Objetivo del ejercicio =
En el texto sobre el Sistema de Admisión Escolar, ¿por qué quien escribe tuvo que postular a un liceo?

Fragmento proporcionado =
Voy en octavo básico en un colegio sin continuidad hacia la enseñanza media, por lo cual tuve que postular a un liceo a través del Sistema de Admisión Escolar (SAE). No es un secreto que, durante años, este sistema ha generado críticas y debate en la población. Ahora, que fui parte de él, pude evidenciar lo nefasto que realmente es.
Se implementó con la suspuesta intención de fomentar una igualdad de oportunidades a la hora de postular a un colegio. Pero, ¿qué clase de «igualdad» es esta si a nosotros, los estudiantes, y a nuestros apoderados se nos priva del derecho y la libertad de elegir?
Podemos ver casos de miles de alumnos que no quedan en su establecimiento de preferencia; otros que, por descarte o por rellenar con opciones, son asignados a colegios que les quedan lejos o con mensualidades que no pueden pagar. O incluso, estudiantes que quedaron sin colegio o en lista de espera, como es mi caso.
A nosotros, ¿quién nos asegura una asignación justa y el derecho a recibir una educación de calidad?
Pienso que el SAE ha significado un retroceso en la educación pública en Chile. Sería mucho mejor que el Estado se preocupara de mejorar la calidad y los recursos de los colegios del país, y de asegurar que existan los suficientes para todos.
Una verdadera igualdad sería que todos los establecimientos tuvieran las mismas buenas condiciones para los alumnos, quienes deberían poder elegir a cuál ir, y no una tómbola que asigne los cupos de forma aleatoria y arbitraria.

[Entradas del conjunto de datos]
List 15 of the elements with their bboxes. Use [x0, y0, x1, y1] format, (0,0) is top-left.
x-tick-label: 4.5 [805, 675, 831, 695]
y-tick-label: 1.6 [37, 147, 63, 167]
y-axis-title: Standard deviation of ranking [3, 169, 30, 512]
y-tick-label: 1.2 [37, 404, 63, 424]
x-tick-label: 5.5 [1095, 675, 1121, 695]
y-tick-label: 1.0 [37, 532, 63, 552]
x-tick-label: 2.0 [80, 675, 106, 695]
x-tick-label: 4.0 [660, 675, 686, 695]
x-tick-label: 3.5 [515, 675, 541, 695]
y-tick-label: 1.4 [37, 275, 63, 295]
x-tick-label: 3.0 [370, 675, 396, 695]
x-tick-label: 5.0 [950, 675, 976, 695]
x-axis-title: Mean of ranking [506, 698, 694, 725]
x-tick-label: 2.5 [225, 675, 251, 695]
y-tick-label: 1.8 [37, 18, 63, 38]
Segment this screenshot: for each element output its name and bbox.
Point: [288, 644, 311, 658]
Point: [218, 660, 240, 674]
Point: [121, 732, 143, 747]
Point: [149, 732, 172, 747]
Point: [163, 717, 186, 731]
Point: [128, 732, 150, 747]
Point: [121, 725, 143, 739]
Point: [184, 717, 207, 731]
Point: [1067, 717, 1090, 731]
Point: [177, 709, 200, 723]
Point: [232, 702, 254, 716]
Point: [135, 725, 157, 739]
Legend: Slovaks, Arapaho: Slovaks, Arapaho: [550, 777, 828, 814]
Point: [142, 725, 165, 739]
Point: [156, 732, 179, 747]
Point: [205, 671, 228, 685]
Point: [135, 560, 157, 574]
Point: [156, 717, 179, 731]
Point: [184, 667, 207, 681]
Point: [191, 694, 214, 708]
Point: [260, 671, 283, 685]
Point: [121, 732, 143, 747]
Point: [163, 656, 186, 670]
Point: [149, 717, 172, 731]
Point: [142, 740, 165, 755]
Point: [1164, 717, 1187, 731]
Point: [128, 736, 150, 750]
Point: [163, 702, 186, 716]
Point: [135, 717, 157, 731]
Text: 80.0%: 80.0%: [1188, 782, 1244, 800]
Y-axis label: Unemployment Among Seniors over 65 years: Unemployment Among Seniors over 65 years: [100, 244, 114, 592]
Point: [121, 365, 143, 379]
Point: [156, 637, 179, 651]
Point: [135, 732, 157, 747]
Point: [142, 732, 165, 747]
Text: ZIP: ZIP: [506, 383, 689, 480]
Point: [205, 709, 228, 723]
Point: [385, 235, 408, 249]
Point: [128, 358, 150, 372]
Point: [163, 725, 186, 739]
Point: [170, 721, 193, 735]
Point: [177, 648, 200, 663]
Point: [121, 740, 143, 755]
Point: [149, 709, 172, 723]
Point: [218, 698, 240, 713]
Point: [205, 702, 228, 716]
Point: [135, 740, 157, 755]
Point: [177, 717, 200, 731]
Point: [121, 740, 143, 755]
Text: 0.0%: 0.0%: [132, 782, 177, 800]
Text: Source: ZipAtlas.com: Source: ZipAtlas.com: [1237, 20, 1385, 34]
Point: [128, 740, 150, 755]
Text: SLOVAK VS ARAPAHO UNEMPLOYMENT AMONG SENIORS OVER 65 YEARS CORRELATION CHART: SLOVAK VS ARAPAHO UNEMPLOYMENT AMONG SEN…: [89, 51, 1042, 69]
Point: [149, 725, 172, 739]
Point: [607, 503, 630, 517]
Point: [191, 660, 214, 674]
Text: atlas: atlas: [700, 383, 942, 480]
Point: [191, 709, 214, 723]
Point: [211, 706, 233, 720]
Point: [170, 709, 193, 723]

Respuesta =
Porque su colegio no tiene continuidad hacia la enseñanza media.